### [Set exercise]
The listing below must be repeated word for word, with its images excluded.

--- START Data shown ---

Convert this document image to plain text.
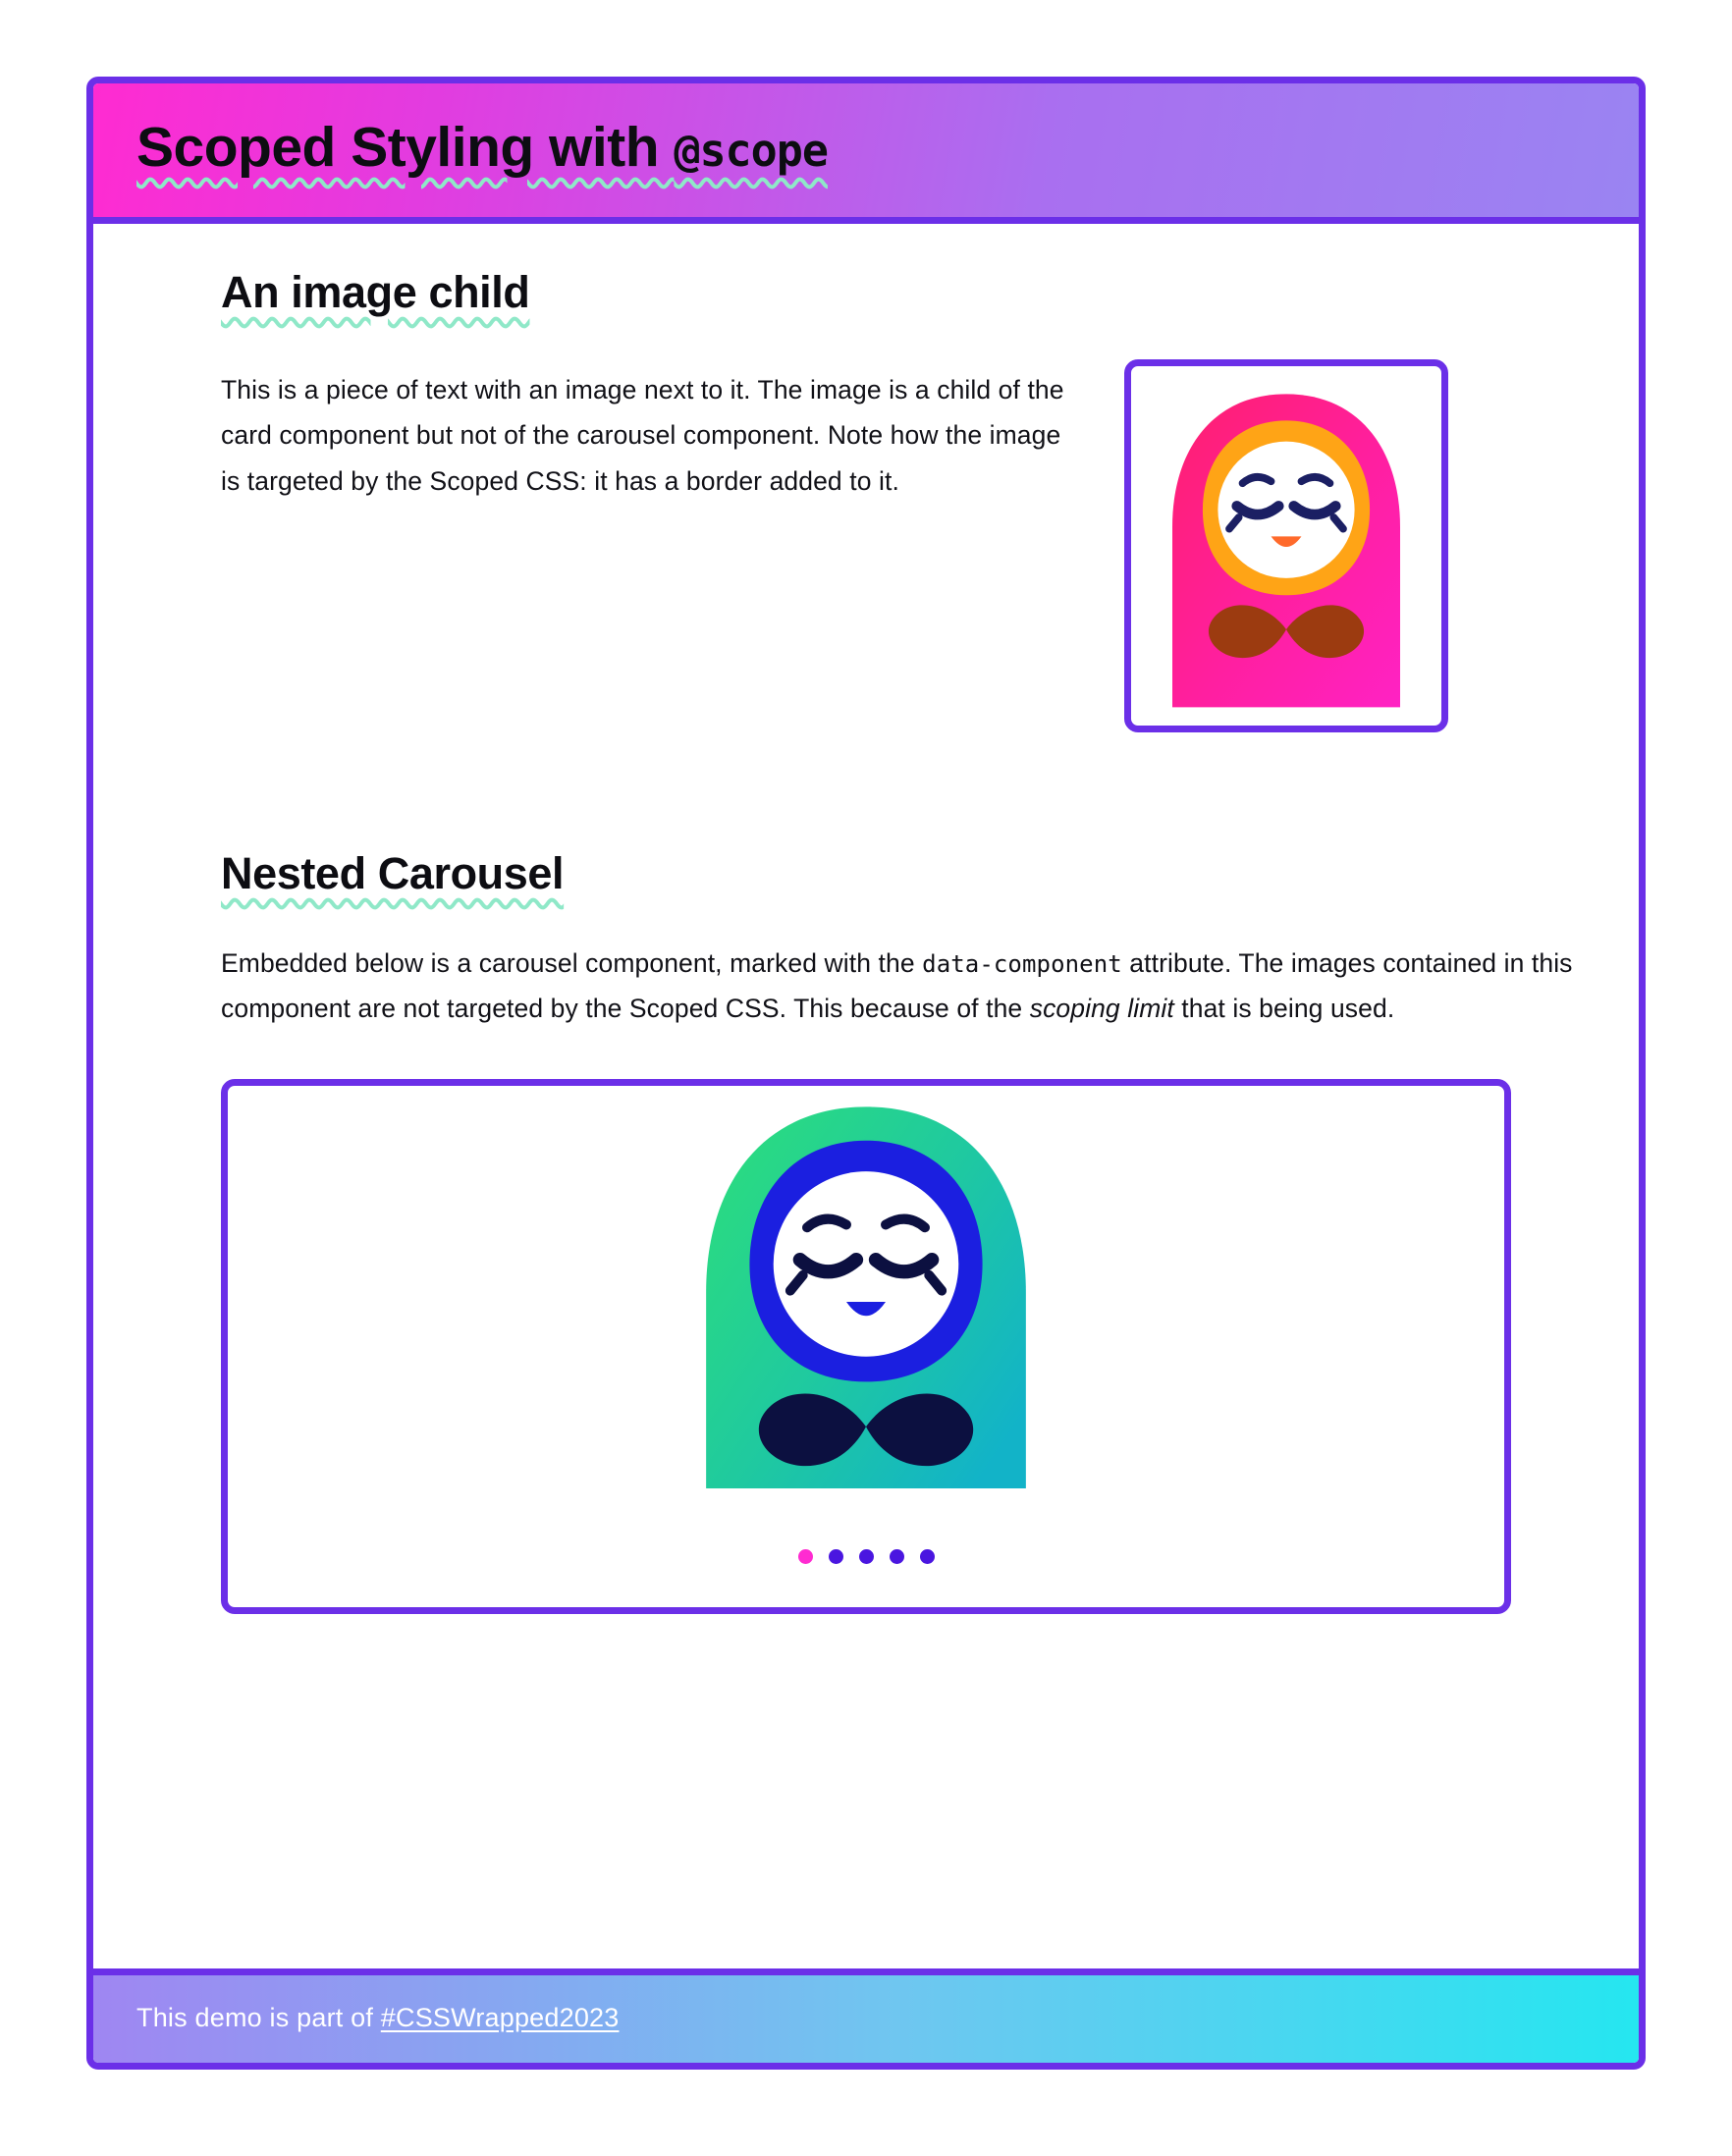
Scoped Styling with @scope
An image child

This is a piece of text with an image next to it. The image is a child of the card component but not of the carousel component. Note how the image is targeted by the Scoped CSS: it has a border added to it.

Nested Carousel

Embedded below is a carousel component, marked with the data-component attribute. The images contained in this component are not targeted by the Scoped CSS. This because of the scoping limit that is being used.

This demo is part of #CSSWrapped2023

--- END Data shown ---

### [Solution to this problem]
Convert this document image to plain text.
Scoped Styling with @scope
An image child

This is a piece of text with an image next to it. The image is a child of the card component but not of the carousel component. Note how the image is targeted by the Scoped CSS: it has a border added to it.

Nested Carousel

Embedded below is a carousel component, marked with the data-component attribute. The images contained in this component are not targeted by the Scoped CSS. This because of the scoping limit that is being used.

This demo is part of #CSSWrapped2023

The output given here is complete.